Data excerpts
-- Begin --

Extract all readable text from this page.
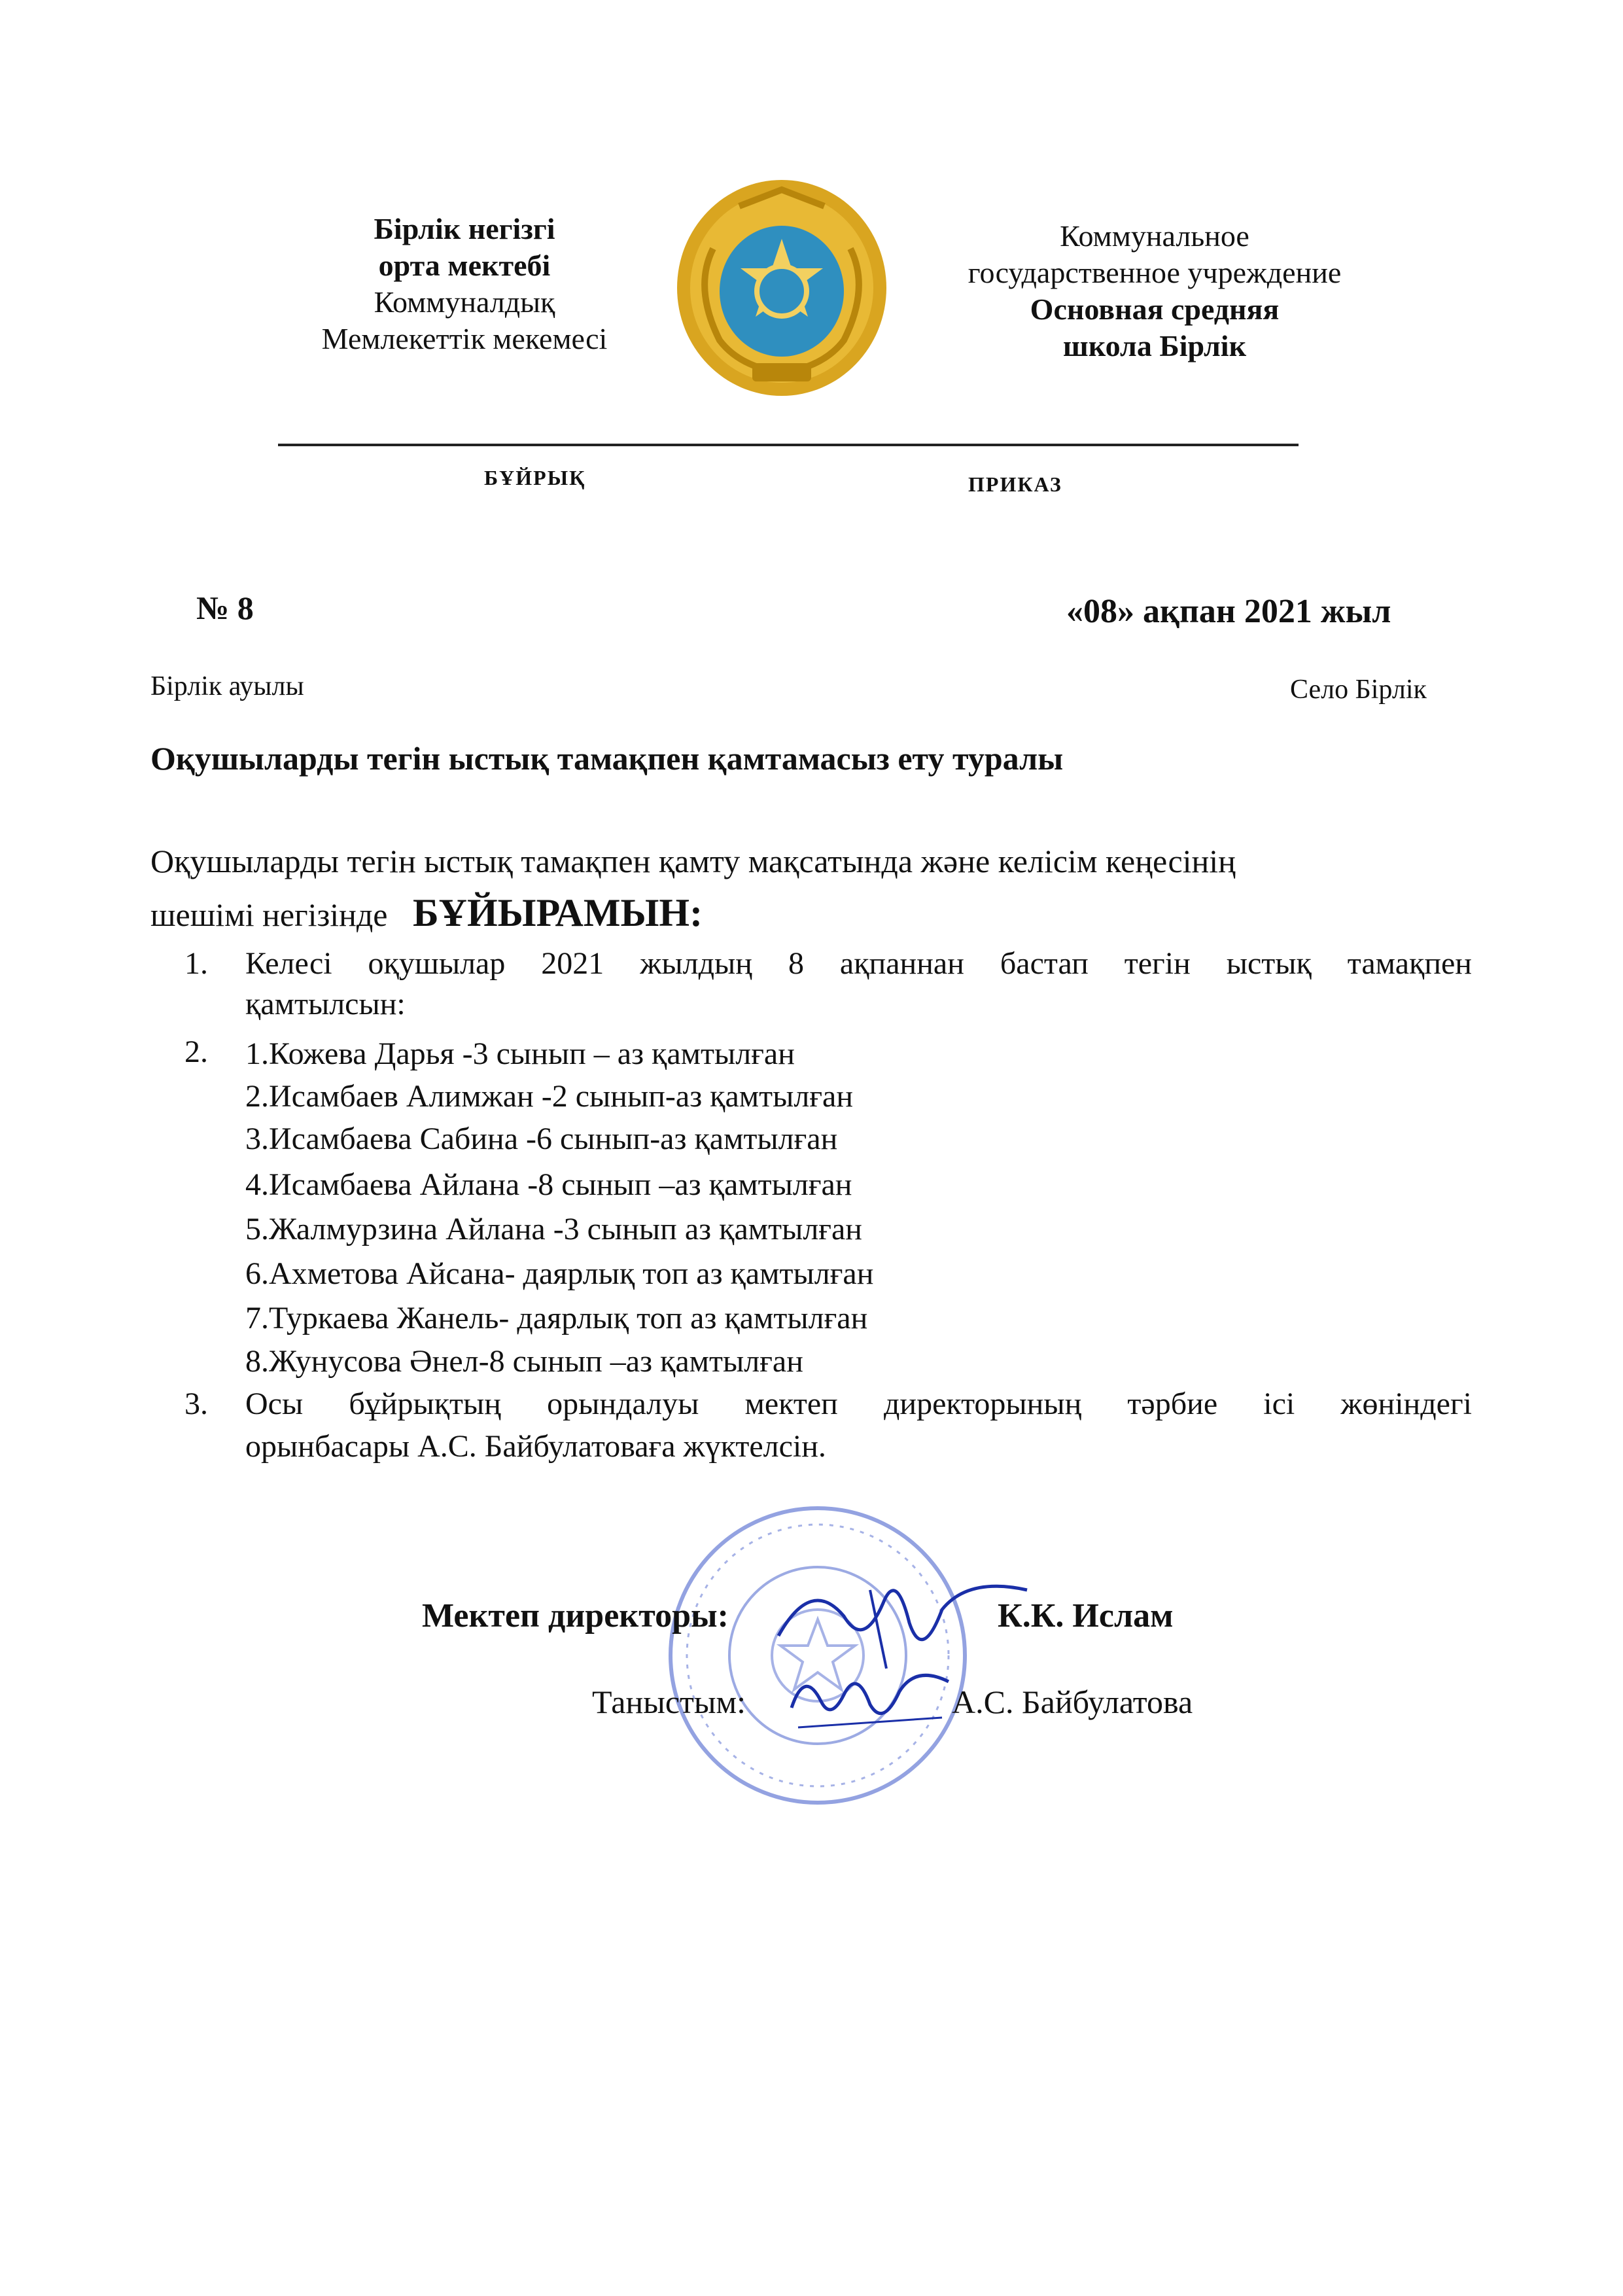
Бірлік негізгі
орта мектебі
Коммуналдық
Мемлекеттік мекемесі
Коммунальное
государственное учреждение
Основная средняя
школа Бірлік
БҰЙРЫҚ	ПРИКАЗ
№ 8	«08» ақпан 2021 жыл
Бірлік ауылы	Село Бірлік
Оқушыларды тегін ыстық тамақпен қамтамасыз ету туралы
Оқушыларды тегін ыстық тамақпен қамту мақсатында және келісім кеңесінің
шешімі негізінде БҰЙЫРАМЫН:
1. Келесі оқушылар 2021 жылдың 8 ақпаннан бастап тегін ыстық тамақпен
қамтылсын:
2. 1.Кожева Дарья -3 сынып – аз қамтылған
2.Исамбаев Алимжан -2 сынып-аз қамтылған
3.Исамбаева Сабина -6 сынып-аз қамтылған
4.Исамбаева Айлана -8 сынып –аз қамтылған
5.Жалмурзина Айлана -3 сынып аз қамтылған
6.Ахметова Айсана- даярлық топ аз қамтылған
7.Туркаева Жанель- даярлық топ аз қамтылған
8.Жунусова Әнел-8 сынып –аз қамтылған
3. Осы бұйрықтың орындалуы мектеп директорының тәрбие ісі жөніндегі
орынбасары А.С. Байбулатоваға жүктелсін.
Мектеп директоры:	К.К. Ислам
Таныстым:	А.С. Байбулатова
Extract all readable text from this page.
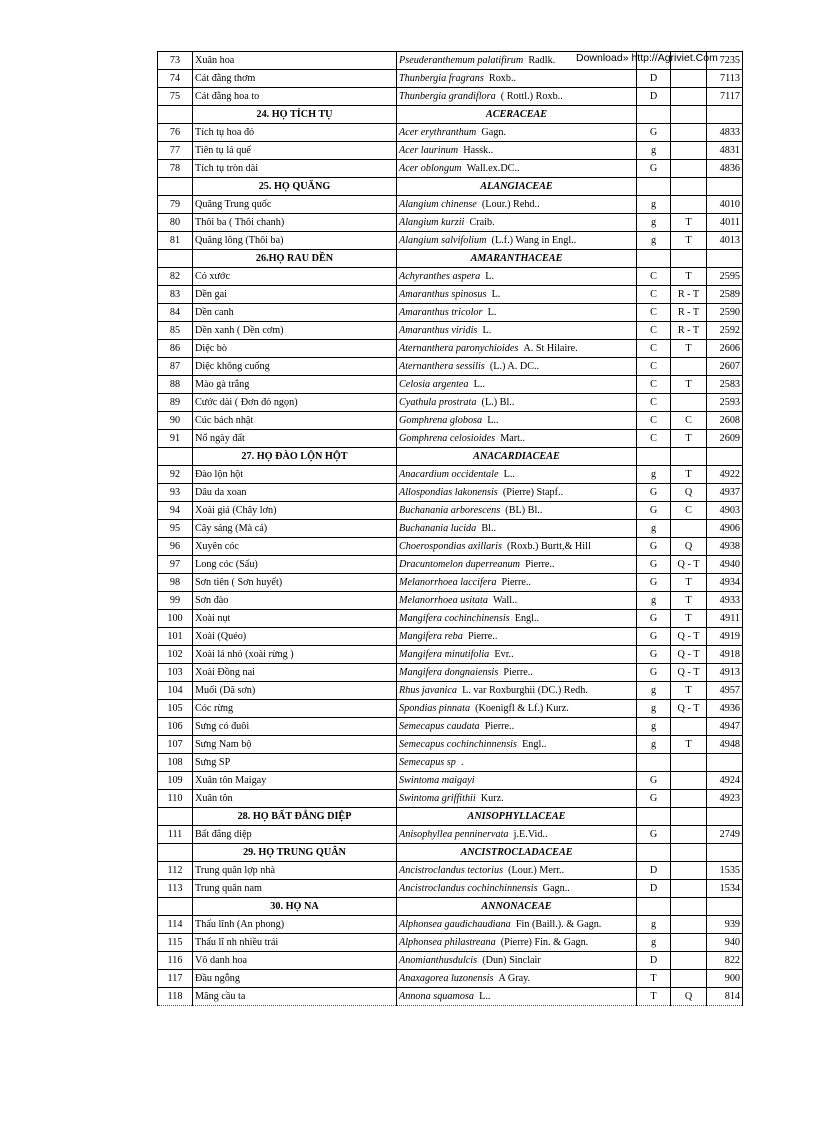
Download» http://Agriviet.Com
73	Xuân hoa	Pseuderanthemum palatifirum Radlk.			7235
74	Cát đằng thơm	Thunbergia fragrans Roxb..	D		7113
75	Cát đằng hoa to	Thunbergia grandiflora ( Rottl.) Roxb..	D		7117
	24. HỌ TÍCH TỤ	ACERACEAE			
76	Tích tụ hoa đỏ	Acer erythranthum Gagn.	G		4833
77	Tiên tụ lá quế	Acer laurinum Hassk..	g		4831
78	Tích tụ tròn dài	Acer oblongum Wall.ex.DC..	G		4836
	25. HỌ QUĂNG	ALANGIACEAE			
79	Quăng Trung quốc	Alangium chinense (Lour.) Rehd..	g		4010
80	Thôi ba ( Thôi chanh)	Alangium kurzii Craib.	g	T	4011
81	Quăng lông (Thôi ba)	Alangium salvifolium (L.f.) Wang in Engl..	g	T	4013
	26.HỌ RAU DỀN	AMARANTHACEAE			
82	Cỏ xước	Achyranthes aspera L.	C	T	2595
83	Dền gai	Amaranthus spinosus L.	C	R - T	2589
84	Dền canh	Amaranthus tricolor L.	C	R - T	2590
85	Dền xanh ( Dền cơm)	Amaranthus viridis L.	C	R - T	2592
86	Diệc bò	Aternanthera paronychioides A. St Hilaire.	C	T	2606
87	Diệc không cuống	Aternanthera sessilis (L.) A. DC..	C		2607
88	Mào gà trắng	Celosia argentea L..	C	T	2583
89	Cước dài ( Đơn đỏ ngọn)	Cyathula prostrata (L.) Bl..	C		2593
90	Cúc bách nhật	Gomphrena globosa L..	C	C	2608
91	Nổ ngày đất	Gomphrena celosioides Mart..	C	T	2609
	27. HỌ ĐÀO LỘN HỘT	ANACARDIACEAE			
92	Đào lộn hột	Anacardium occidentale L..	g	T	4922
93	Dâu da xoan	Allospondias lakonensis (Pierre) Stapf..	G	Q	4937
94	Xoài giả (Chây lơn)	Buchanania arborescens (BL) Bl..	G	C	4903
95	Cây sáng (Mà cá)	Buchanania lucida Bl..	g		4906
96	Xuyên cóc	Choerospondias axillaris (Roxb.) Burtt,& Hill	G	Q	4938
97	Long cóc (Sấu)	Dracuntomelon duperreanum Pierre..	G	Q - T	4940
98	Sơn tiên ( Sơn huyết)	Melanorrhoea laccifera Pierre..	G	T	4934
99	Sơn đào	Melanorrhoea usitata Wall..	g	T	4933
100	Xoài nụt	Mangifera cochinchinensis Engl..	G	T	4911
101	Xoài (Quéo)	Mangifera reba Pierre..	G	Q - T	4919
102	Xoài lá nhỏ (xoài rừng )	Mangifera minutifolia Evr..	G	Q - T	4918
103	Xoài Đồng nai	Mangifera dongnaiensis Pierre..	G	Q - T	4913
104	Muối (Dã sơn)	Rhus javanica L. var Roxburghii (DC.) Redh.	g	T	4957
105	Cóc rừng	Spondias pinnata (Koenigfl & Lf.) Kurz.	g	Q - T	4936
106	Sưng có đuôi	Semecapus caudata Pierre..	g		4947
107	Sưng Nam bộ	Semecapus cochinchinnensis Engl..	g	T	4948
108	Sưng SP	Semecapus sp .			
109	Xuân tôn Maigay	Swintoma maigayi	G		4924
110	Xuân tôn	Swintoma griffithii Kurz.	G		4923
	28. HỌ BẤT ĐẲNG DIỆP	ANISOPHYLLACEAE			
111	Bất đẳng diệp	Anisophyllea penninervata j.E.Vid..	G		2749
	29. HỌ TRUNG QUÂN	ANCISTROCLADACEAE			
112	Trung quân lợp nhà	Ancistroclandus tectorius (Lour.) Merr..	D		1535
113	Trung quân nam	Ancistroclandus cochinchinnensis Gagn..	D		1534
	30. HỌ NA	ANNONACEAE			
114	Thấu lĩnh (An phong)	Alphonsea gaudichaudiana Fin (Baill.). & Gagn.	g		939
115	Thấu lĩ nh nhiều trái	Alphonsea philastreana (Pierre) Fin. & Gagn.	g		940
116	Vô danh hoa	Anomianthusdulcis (Dun) Sinclair	D		822
117	Đầu ngỗng	Anaxagorea luzonensis A Gray.	T		900
118	Mãng cầu ta	Annona squamosa L..	T	Q	814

-- End --

• Exercise goal
Transcribe each entry above exactly, apart from the pictures.

• The answer
Extract all readable text from this page.
Бірлік негізгі
орта мектебі
Коммуналдық
Мемлекеттік мекемесі
Коммунальное
государственное учреждение
Основная средняя
школа Бірлік
БҰЙРЫҚ	ПРИКАЗ
№ 8	«08» ақпан 2021 жыл
Бірлік ауылы	Село Бірлік
Оқушыларды тегін ыстық тамақпен қамтамасыз ету туралы
Оқушыларды тегін ыстық тамақпен қамту мақсатында және келісім кеңесінің
шешімі негізінде БҰЙЫРАМЫН:
1. Келесі оқушылар 2021 жылдың 8 ақпаннан бастап тегін ыстық тамақпен
қамтылсын:
2. 1.Кожева Дарья -3 сынып – аз қамтылған
2.Исамбаев Алимжан -2 сынып-аз қамтылған
3.Исамбаева Сабина -6 сынып-аз қамтылған
4.Исамбаева Айлана -8 сынып –аз қамтылған
5.Жалмурзина Айлана -3 сынып аз қамтылған
6.Ахметова Айсана- даярлық топ аз қамтылған
7.Туркаева Жанель- даярлық топ аз қамтылған
8.Жунусова Әнел-8 сынып –аз қамтылған
3. Осы бұйрықтың орындалуы мектеп директорының тәрбие ісі жөніндегі
орынбасары А.С. Байбулатоваға жүктелсін.
Мектеп директоры:	К.К. Ислам
Таныстым:	А.С. Байбулатова
Extract all readable text from this page.
Download» http://Agriviet.Com
73	Xuân hoa	Pseuderanthemum palatifirum Radlk.			7235
74	Cát đằng thơm	Thunbergia fragrans Roxb..	D		7113
75	Cát đằng hoa to	Thunbergia grandiflora ( Rottl.) Roxb..	D		7117
	24. HỌ TÍCH TỤ	ACERACEAE			
76	Tích tụ hoa đỏ	Acer erythranthum Gagn.	G		4833
77	Tiên tụ lá quế	Acer laurinum Hassk..	g		4831
78	Tích tụ tròn dài	Acer oblongum Wall.ex.DC..	G		4836
	25. HỌ QUĂNG	ALANGIACEAE			
79	Quăng Trung quốc	Alangium chinense (Lour.) Rehd..	g		4010
80	Thôi ba ( Thôi chanh)	Alangium kurzii Craib.	g	T	4011
81	Quăng lông (Thôi ba)	Alangium salvifolium (L.f.) Wang in Engl..	g	T	4013
	26.HỌ RAU DỀN	AMARANTHACEAE			
82	Cỏ xước	Achyranthes aspera L.	C	T	2595
83	Dền gai	Amaranthus spinosus L.	C	R - T	2589
84	Dền canh	Amaranthus tricolor L.	C	R - T	2590
85	Dền xanh ( Dền cơm)	Amaranthus viridis L.	C	R - T	2592
86	Diệc bò	Aternanthera paronychioides A. St Hilaire.	C	T	2606
87	Diệc không cuống	Aternanthera sessilis (L.) A. DC..	C		2607
88	Mào gà trắng	Celosia argentea L..	C	T	2583
89	Cước dài ( Đơn đỏ ngọn)	Cyathula prostrata (L.) Bl..	C		2593
90	Cúc bách nhật	Gomphrena globosa L..	C	C	2608
91	Nổ ngày đất	Gomphrena celosioides Mart..	C	T	2609
	27. HỌ ĐÀO LỘN HỘT	ANACARDIACEAE			
92	Đào lộn hột	Anacardium occidentale L..	g	T	4922
93	Dâu da xoan	Allospondias lakonensis (Pierre) Stapf..	G	Q	4937
94	Xoài giả (Chây lơn)	Buchanania arborescens (BL) Bl..	G	C	4903
95	Cây sáng (Mà cá)	Buchanania lucida Bl..	g		4906
96	Xuyên cóc	Choerospondias axillaris (Roxb.) Burtt,& Hill	G	Q	4938
97	Long cóc (Sấu)	Dracuntomelon duperreanum Pierre..	G	Q - T	4940
98	Sơn tiên ( Sơn huyết)	Melanorrhoea laccifera Pierre..	G	T	4934
99	Sơn đào	Melanorrhoea usitata Wall..	g	T	4933
100	Xoài nụt	Mangifera cochinchinensis Engl..	G	T	4911
101	Xoài (Quéo)	Mangifera reba Pierre..	G	Q - T	4919
102	Xoài lá nhỏ (xoài rừng )	Mangifera minutifolia Evr..	G	Q - T	4918
103	Xoài Đồng nai	Mangifera dongnaiensis Pierre..	G	Q - T	4913
104	Muối (Dã sơn)	Rhus javanica L. var Roxburghii (DC.) Redh.	g	T	4957
105	Cóc rừng	Spondias pinnata (Koenigfl & Lf.) Kurz.	g	Q - T	4936
106	Sưng có đuôi	Semecapus caudata Pierre..	g		4947
107	Sưng Nam bộ	Semecapus cochinchinnensis Engl..	g	T	4948
108	Sưng SP	Semecapus sp .			
109	Xuân tôn Maigay	Swintoma maigayi	G		4924
110	Xuân tôn	Swintoma griffithii Kurz.	G		4923
	28. HỌ BẤT ĐẲNG DIỆP	ANISOPHYLLACEAE			
111	Bất đẳng diệp	Anisophyllea penninervata j.E.Vid..	G		2749
	29. HỌ TRUNG QUÂN	ANCISTROCLADACEAE			
112	Trung quân lợp nhà	Ancistroclandus tectorius (Lour.) Merr..	D		1535
113	Trung quân nam	Ancistroclandus cochinchinnensis Gagn..	D		1534
	30. HỌ NA	ANNONACEAE			
114	Thấu lĩnh (An phong)	Alphonsea gaudichaudiana Fin (Baill.). & Gagn.	g		939
115	Thấu lĩ nh nhiều trái	Alphonsea philastreana (Pierre) Fin. & Gagn.	g		940
116	Vô danh hoa	Anomianthusdulcis (Dun) Sinclair	D		822
117	Đầu ngỗng	Anaxagorea luzonensis A Gray.	T		900
118	Mãng cầu ta	Annona squamosa L..	T	Q	814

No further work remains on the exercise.